▶ [Provided material]
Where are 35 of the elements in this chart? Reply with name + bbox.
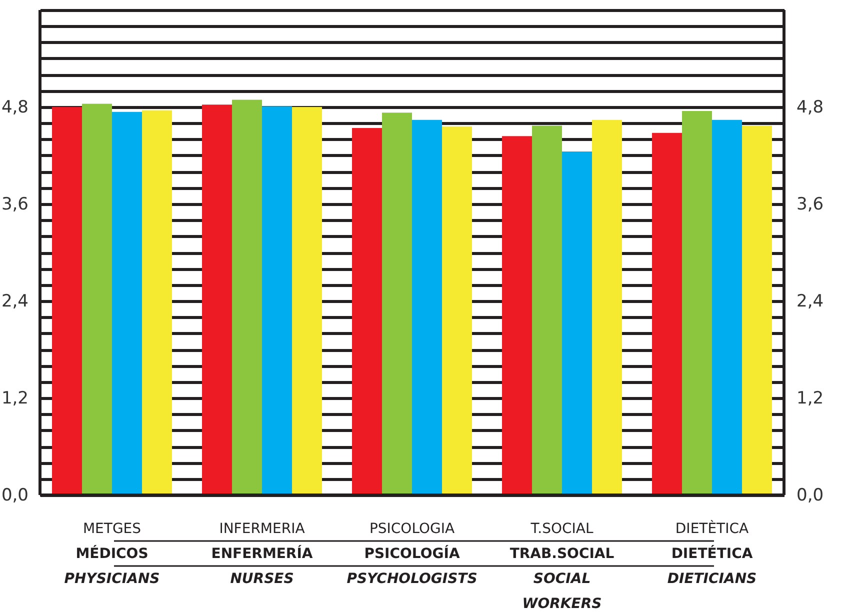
bar	[592, 120, 622, 495]
y-tick-label: 4,8	[1, 98, 28, 118]
bar	[112, 112, 142, 495]
y-tick-label: 2,4	[1, 292, 28, 312]
bar	[442, 126, 472, 495]
category-label: INFERMERIA ENFERMERÍA NURSES	[211, 521, 313, 587]
y2-tick-label: 3,6	[796, 194, 824, 214]
y2-tick-label: 2,4	[796, 292, 824, 312]
bar	[502, 136, 532, 495]
bar	[652, 132, 682, 495]
y-tick-label: 0,0	[1, 486, 28, 506]
bar	[562, 151, 592, 495]
y2-tick-label: 0,0	[796, 486, 824, 506]
bar	[82, 104, 112, 495]
bar	[352, 128, 382, 495]
y2-tick-label: 1,2	[796, 388, 824, 408]
category-label: METGES MÉDICOS PHYSICIANS	[64, 521, 160, 587]
y-tick-label: 3,6	[1, 194, 28, 214]
bar	[682, 111, 712, 495]
bar	[262, 106, 292, 495]
bar	[232, 100, 262, 495]
bar	[712, 120, 742, 495]
bar	[742, 126, 772, 495]
y-tick-label: 1,2	[1, 388, 28, 408]
bar	[52, 107, 82, 495]
bar	[202, 104, 232, 495]
bar	[292, 107, 322, 495]
y2-tick-label: 4,8	[796, 98, 824, 118]
category-label: DIETÈTICA DIETÉTICA DIETICIANS	[667, 521, 757, 587]
bar	[142, 110, 172, 495]
category-label: PSICOLOGIA PSICOLOGÍA PSYCHOLOGISTS	[346, 521, 478, 587]
category-label: T.SOCIAL TRAB.SOCIAL SOCIAL WORKERS	[510, 521, 614, 612]
bar	[382, 112, 412, 495]
bar	[412, 120, 442, 495]
bar	[532, 126, 562, 495]
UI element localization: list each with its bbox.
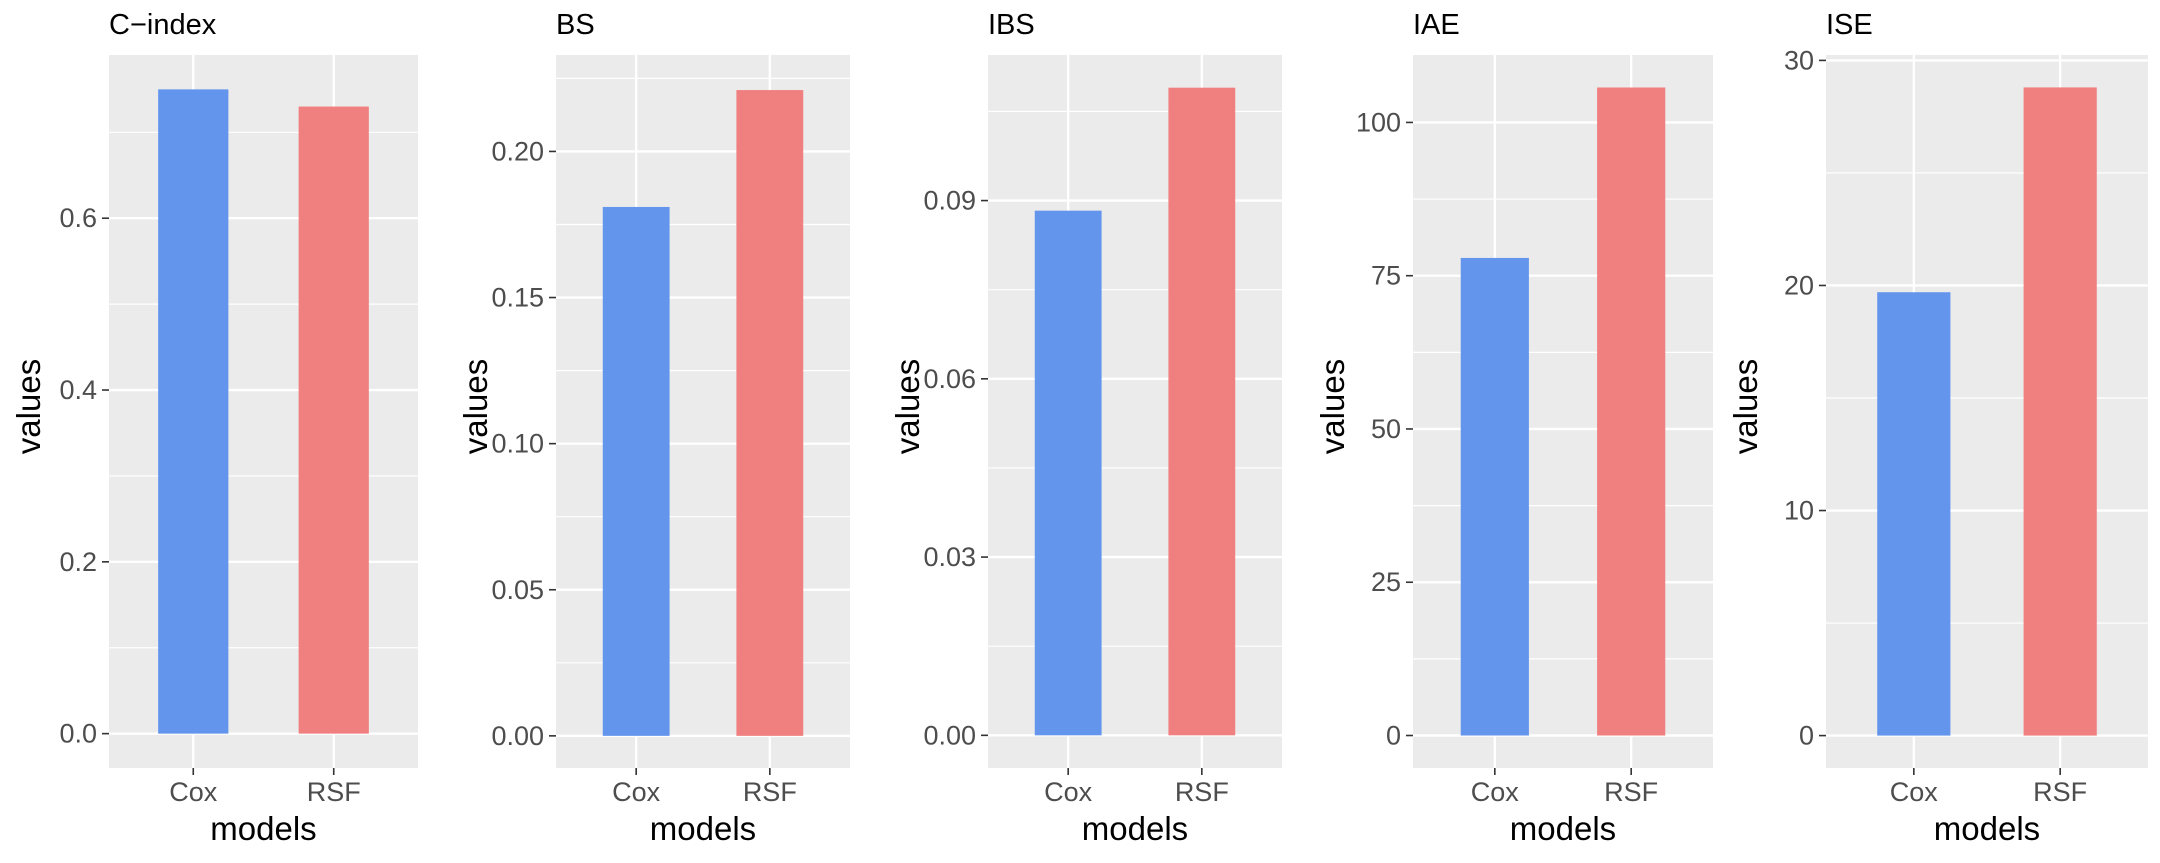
y-tick-label: 0.10 [491, 429, 544, 459]
y-tick-label: 0.06 [923, 364, 976, 394]
chart-panel: 0.00 0.03 0.06 0.09 Cox RSF IBS models values [889, 9, 1282, 847]
y-axis-title: values [457, 359, 494, 454]
bar [1597, 87, 1666, 736]
x-axis-title: models [1510, 810, 1616, 847]
y-axis-title: values [1314, 359, 1351, 454]
bar [1460, 257, 1529, 736]
panel-title: ISE [1826, 9, 1873, 41]
panel-title: IAE [1413, 9, 1460, 41]
y-tick-label: 0.0 [59, 719, 97, 749]
bar [1877, 292, 1951, 736]
x-tick-label: Cox [169, 777, 218, 807]
panel-title: BS [556, 9, 595, 41]
x-tick-label: RSF [1175, 777, 1229, 807]
y-tick-label: 50 [1371, 414, 1401, 444]
x-tick-label: Cox [612, 777, 661, 807]
y-tick-label: 0.4 [59, 375, 97, 405]
y-tick-label: 100 [1356, 107, 1401, 137]
bar [298, 106, 369, 734]
x-tick-label: RSF [307, 777, 361, 807]
bar [1168, 87, 1236, 736]
chart-panel: 0 25 50 75 100 Cox RSF IAE models values [1314, 9, 1713, 847]
x-tick-label: Cox [1471, 777, 1520, 807]
y-tick-label: 0.15 [491, 283, 544, 313]
bar [2023, 87, 2097, 736]
bar [602, 206, 670, 736]
bar [736, 90, 804, 736]
y-tick-label: 0 [1799, 721, 1814, 751]
x-tick-label: RSF [2033, 777, 2087, 807]
y-tick-label: 0.00 [923, 720, 976, 750]
x-tick-label: RSF [743, 777, 797, 807]
y-tick-label: 0.00 [491, 721, 544, 751]
y-tick-label: 0.05 [491, 575, 544, 605]
y-axis-title: values [889, 359, 926, 454]
plot-background [1826, 55, 2148, 768]
y-tick-label: 20 [1784, 270, 1814, 300]
panel-title: C−index [109, 9, 217, 41]
chart-panel: 0.0 0.2 0.4 0.6 Cox RSF C−index models values [10, 9, 418, 847]
chart-panel: 0 10 20 30 Cox RSF ISE models values [1727, 9, 2148, 847]
plot-background [1413, 55, 1713, 768]
y-tick-label: 0 [1386, 721, 1401, 751]
y-tick-label: 0.2 [59, 547, 97, 577]
panel-title: IBS [988, 9, 1035, 41]
chart-panel: 0.00 0.05 0.10 0.15 0.20 Cox RSF BS models values [457, 9, 850, 847]
x-tick-label: RSF [1604, 777, 1658, 807]
x-tick-label: Cox [1044, 777, 1093, 807]
y-tick-label: 0.09 [923, 186, 976, 216]
x-axis-title: models [1934, 810, 2040, 847]
plot-background [988, 55, 1282, 768]
x-axis-title: models [1082, 810, 1188, 847]
bar [158, 89, 229, 734]
y-tick-label: 75 [1371, 261, 1401, 291]
y-axis-title: values [10, 359, 47, 454]
x-axis-title: models [650, 810, 756, 847]
y-tick-label: 10 [1784, 496, 1814, 526]
x-tick-label: Cox [1890, 777, 1939, 807]
x-axis-title: models [210, 810, 316, 847]
plot-background [109, 55, 418, 768]
y-tick-label: 0.03 [923, 542, 976, 572]
y-tick-label: 0.6 [59, 203, 97, 233]
y-tick-label: 25 [1371, 567, 1401, 597]
y-tick-label: 30 [1784, 45, 1814, 75]
y-axis-title: values [1727, 359, 1764, 454]
y-tick-label: 0.20 [491, 136, 544, 166]
plot-background [556, 55, 850, 768]
bar [1034, 210, 1102, 736]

▶ [Written exercise] Render the entries from the line with "y-tick-label: 0.10 [491, 429, 544, 459]" up to and including the line with "bar [602, 206, 670, 736]" as a numbered list, leaving out blank lines.

▶ [Reply]
1. y-tick-label: 0.10 [491, 429, 544, 459]
2. y-tick-label: 0.06 [923, 364, 976, 394]
3. chart-panel: 0.00 0.03 0.06 0.09 Cox RSF IBS models values [889, 9, 1282, 847]
4. y-axis-title: values [457, 359, 494, 454]
5. bar [1597, 87, 1666, 736]
6. x-axis-title: models [1510, 810, 1616, 847]
7. y-axis-title: values [1314, 359, 1351, 454]
8. bar [1460, 257, 1529, 736]
9. panel-title: ISE [1826, 9, 1873, 41]
10. panel-title: IAE [1413, 9, 1460, 41]
11. y-tick-label: 0.0 [59, 719, 97, 749]
12. bar [1877, 292, 1951, 736]
13. x-tick-label: Cox [169, 777, 218, 807]
14. panel-title: BS [556, 9, 595, 41]
15. x-tick-label: RSF [1175, 777, 1229, 807]
16. y-tick-label: 50 [1371, 414, 1401, 444]
17. x-tick-label: Cox [612, 777, 661, 807]
18. y-tick-label: 0.4 [59, 375, 97, 405]
19. y-tick-label: 100 [1356, 107, 1401, 137]
20. bar [298, 106, 369, 734]
21. x-tick-label: RSF [307, 777, 361, 807]
22. bar [1168, 87, 1236, 736]
23. chart-panel: 0 25 50 75 100 Cox RSF IAE models values [1314, 9, 1713, 847]
24. x-tick-label: Cox [1471, 777, 1520, 807]
25. y-tick-label: 0.15 [491, 283, 544, 313]
26. bar [2023, 87, 2097, 736]
27. bar [602, 206, 670, 736]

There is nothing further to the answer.